(Items from a figure collection)
* Begin *

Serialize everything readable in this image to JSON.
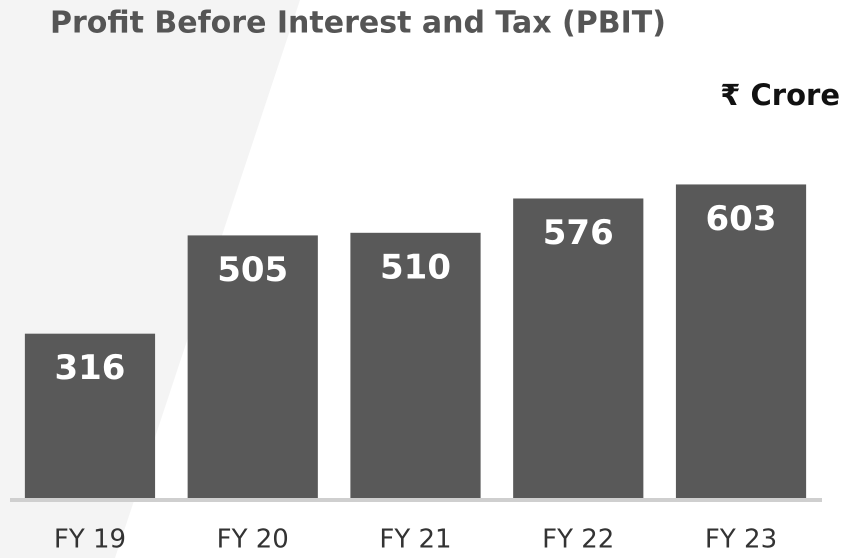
{
  "chart_data": {
    "type": "bar",
    "title": "Profit Before Interest and Tax (PBIT)",
    "unit": "₹ Crore",
    "categories": [
      "FY 19",
      "FY 20",
      "FY 21",
      "FY 22",
      "FY 23"
    ],
    "values": [
      316,
      505,
      510,
      576,
      603
    ],
    "color": "#595959",
    "ylim": [
      0,
      700
    ],
    "grid": false
  }
}
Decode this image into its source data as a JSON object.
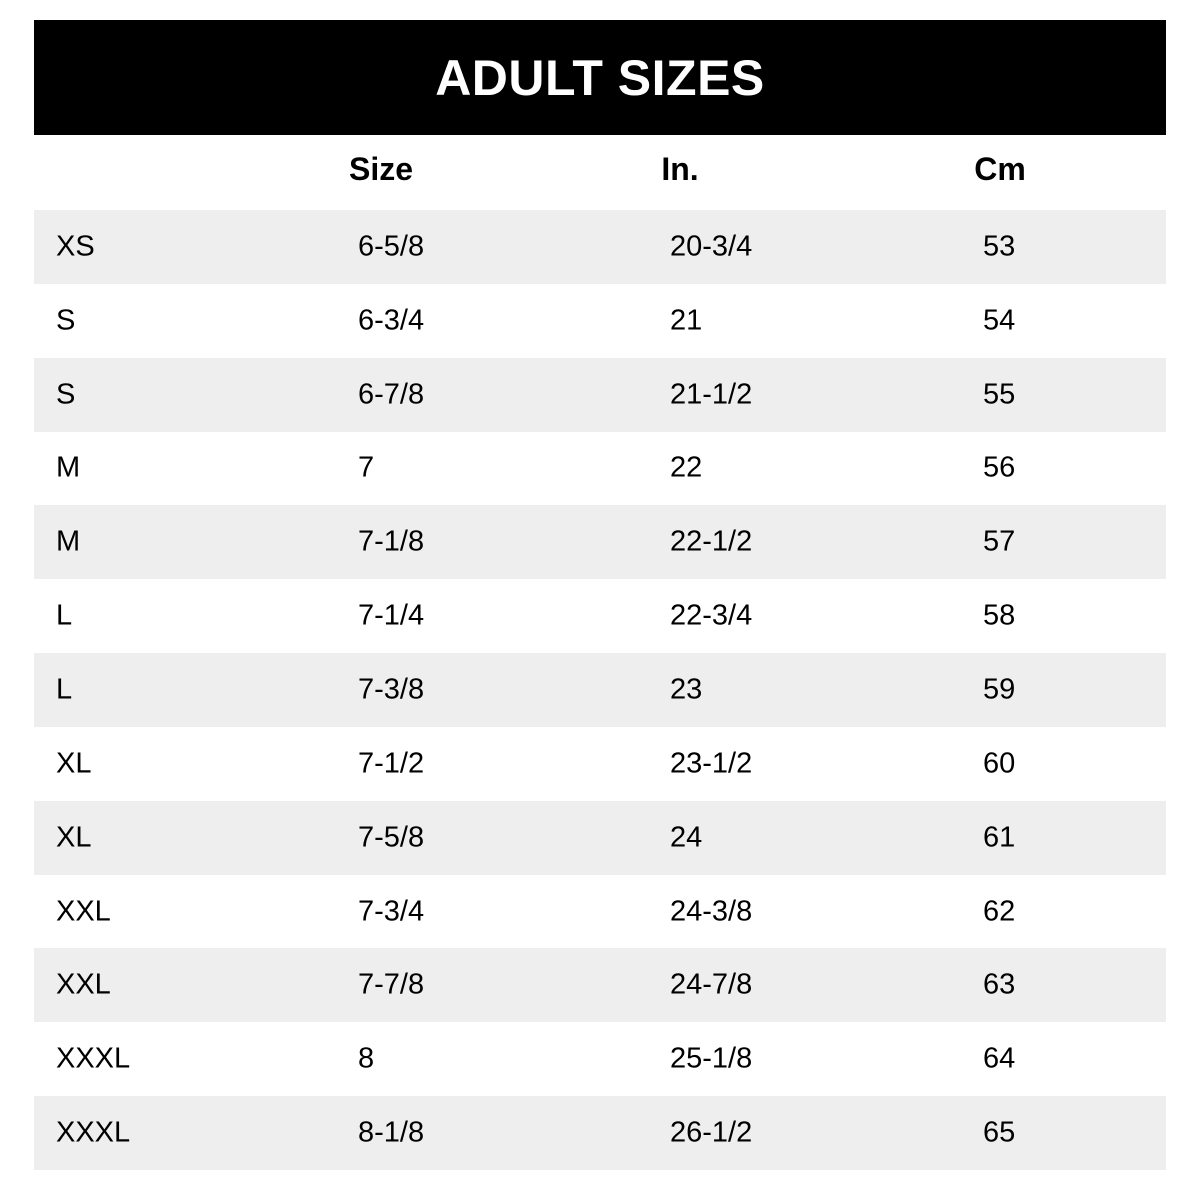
{
  "title": "ADULT SIZES",
  "columns": [
    "",
    "Size",
    "In.",
    "Cm"
  ],
  "rows": [
    [
      "XS",
      "6-5/8",
      "20-3/4",
      "53"
    ],
    [
      "S",
      "6-3/4",
      "21",
      "54"
    ],
    [
      "S",
      "6-7/8",
      "21-1/2",
      "55"
    ],
    [
      "M",
      "7",
      "22",
      "56"
    ],
    [
      "M",
      "7-1/8",
      "22-1/2",
      "57"
    ],
    [
      "L",
      "7-1/4",
      "22-3/4",
      "58"
    ],
    [
      "L",
      "7-3/8",
      "23",
      "59"
    ],
    [
      "XL",
      "7-1/2",
      "23-1/2",
      "60"
    ],
    [
      "XL",
      "7-5/8",
      "24",
      "61"
    ],
    [
      "XXL",
      "7-3/4",
      "24-3/8",
      "62"
    ],
    [
      "XXL",
      "7-7/8",
      "24-7/8",
      "63"
    ],
    [
      "XXXL",
      "8",
      "25-1/8",
      "64"
    ],
    [
      "XXXL",
      "8-1/8",
      "26-1/2",
      "65"
    ]
  ],
  "colors": {
    "banner": "#000000",
    "stripe": "#eeeeee"
  }
}
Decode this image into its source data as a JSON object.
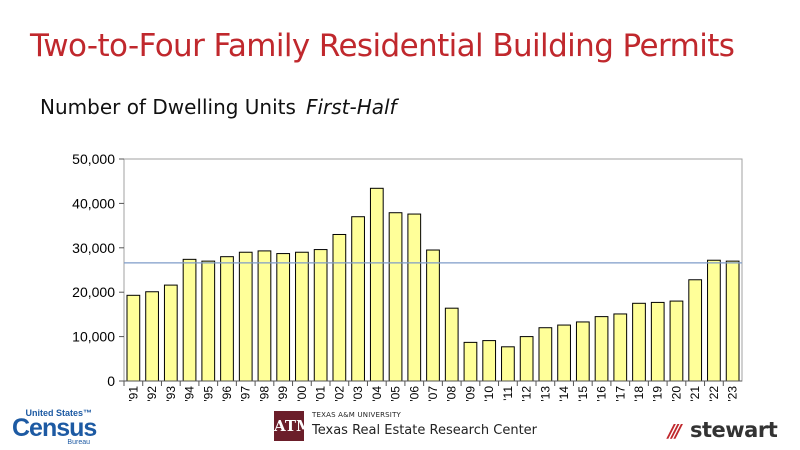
{
  "title": "Two-to-Four Family Residential Building Permits",
  "subtitle": {
    "main": "Number of Dwelling Units",
    "emphasis": "First-Half"
  },
  "chart_data": {
    "type": "bar",
    "categories": [
      "'91",
      "'92",
      "'93",
      "'94",
      "'95",
      "'96",
      "'97",
      "'98",
      "'99",
      "'00",
      "'01",
      "'02",
      "'03",
      "'04",
      "'05",
      "'06",
      "'07",
      "'08",
      "'09",
      "'10",
      "'11",
      "'12",
      "'13",
      "'14",
      "'15",
      "'16",
      "'17",
      "'18",
      "'19",
      "'20",
      "'21",
      "'22",
      "'23"
    ],
    "values": [
      19300,
      20100,
      21600,
      27400,
      27000,
      28000,
      29000,
      29300,
      28700,
      29000,
      29600,
      33000,
      37000,
      43400,
      37900,
      37600,
      29500,
      16400,
      8700,
      9100,
      7700,
      10000,
      12000,
      12600,
      13300,
      14500,
      15100,
      17500,
      17700,
      18000,
      22800,
      27200,
      27000
    ],
    "ylim": [
      0,
      50000
    ],
    "yticks": [
      "0",
      "10,000",
      "20,000",
      "30,000",
      "40,000",
      "50,000"
    ],
    "reference_line": 26600,
    "bar_color": "#ffff99",
    "bar_stroke": "#000000",
    "reference_line_color": "#7f9cc8",
    "grid": false
  },
  "logos": {
    "census": {
      "top": "United States™",
      "word": "Census",
      "bottom": "Bureau"
    },
    "tamu": {
      "mark": "ATM",
      "university": "TEXAS A&M UNIVERSITY",
      "center": "Texas Real Estate Research Center"
    },
    "stewart": {
      "mark": "///",
      "word": "stewart"
    }
  },
  "colors": {
    "title": "#c0282d",
    "census": "#1d5aa3",
    "tamu": "#6b1e2a"
  }
}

* End *

**Required task**
The records above should be reproduced exactly, with no pictures included.

**The answer**
Serialize everything readable in this image to JSON.
{
  "chart_data": {
    "type": "bar",
    "title": "Profit Before Interest and Tax (PBIT)",
    "unit": "₹ Crore",
    "categories": [
      "FY 19",
      "FY 20",
      "FY 21",
      "FY 22",
      "FY 23"
    ],
    "values": [
      316,
      505,
      510,
      576,
      603
    ],
    "color": "#595959",
    "ylim": [
      0,
      700
    ],
    "grid": false
  }
}
Decode this image into its source data as a JSON object.
{
  "title": "ADULT SIZES",
  "columns": [
    "",
    "Size",
    "In.",
    "Cm"
  ],
  "rows": [
    [
      "XS",
      "6-5/8",
      "20-3/4",
      "53"
    ],
    [
      "S",
      "6-3/4",
      "21",
      "54"
    ],
    [
      "S",
      "6-7/8",
      "21-1/2",
      "55"
    ],
    [
      "M",
      "7",
      "22",
      "56"
    ],
    [
      "M",
      "7-1/8",
      "22-1/2",
      "57"
    ],
    [
      "L",
      "7-1/4",
      "22-3/4",
      "58"
    ],
    [
      "L",
      "7-3/8",
      "23",
      "59"
    ],
    [
      "XL",
      "7-1/2",
      "23-1/2",
      "60"
    ],
    [
      "XL",
      "7-5/8",
      "24",
      "61"
    ],
    [
      "XXL",
      "7-3/4",
      "24-3/8",
      "62"
    ],
    [
      "XXL",
      "7-7/8",
      "24-7/8",
      "63"
    ],
    [
      "XXXL",
      "8",
      "25-1/8",
      "64"
    ],
    [
      "XXXL",
      "8-1/8",
      "26-1/2",
      "65"
    ]
  ],
  "colors": {
    "banner": "#000000",
    "stripe": "#eeeeee"
  }
}
Decode this image into its source data as a JSON object.
{
  "title": "Two-to-Four Family Residential Building Permits",
  "subtitle": {
    "main": "Number of Dwelling Units",
    "emphasis": "First-Half"
  },
  "chart_data": {
    "type": "bar",
    "categories": [
      "'91",
      "'92",
      "'93",
      "'94",
      "'95",
      "'96",
      "'97",
      "'98",
      "'99",
      "'00",
      "'01",
      "'02",
      "'03",
      "'04",
      "'05",
      "'06",
      "'07",
      "'08",
      "'09",
      "'10",
      "'11",
      "'12",
      "'13",
      "'14",
      "'15",
      "'16",
      "'17",
      "'18",
      "'19",
      "'20",
      "'21",
      "'22",
      "'23"
    ],
    "values": [
      19300,
      20100,
      21600,
      27400,
      27000,
      28000,
      29000,
      29300,
      28700,
      29000,
      29600,
      33000,
      37000,
      43400,
      37900,
      37600,
      29500,
      16400,
      8700,
      9100,
      7700,
      10000,
      12000,
      12600,
      13300,
      14500,
      15100,
      17500,
      17700,
      18000,
      22800,
      27200,
      27000
    ],
    "ylim": [
      0,
      50000
    ],
    "yticks": [
      "0",
      "10,000",
      "20,000",
      "30,000",
      "40,000",
      "50,000"
    ],
    "reference_line": 26600,
    "bar_color": "#ffff99",
    "bar_stroke": "#000000",
    "reference_line_color": "#7f9cc8",
    "grid": false
  },
  "logos": {
    "census": {
      "top": "United States™",
      "word": "Census",
      "bottom": "Bureau"
    },
    "tamu": {
      "mark": "ATM",
      "university": "TEXAS A&M UNIVERSITY",
      "center": "Texas Real Estate Research Center"
    },
    "stewart": {
      "mark": "///",
      "word": "stewart"
    }
  },
  "colors": {
    "title": "#c0282d",
    "census": "#1d5aa3",
    "tamu": "#6b1e2a"
  }
}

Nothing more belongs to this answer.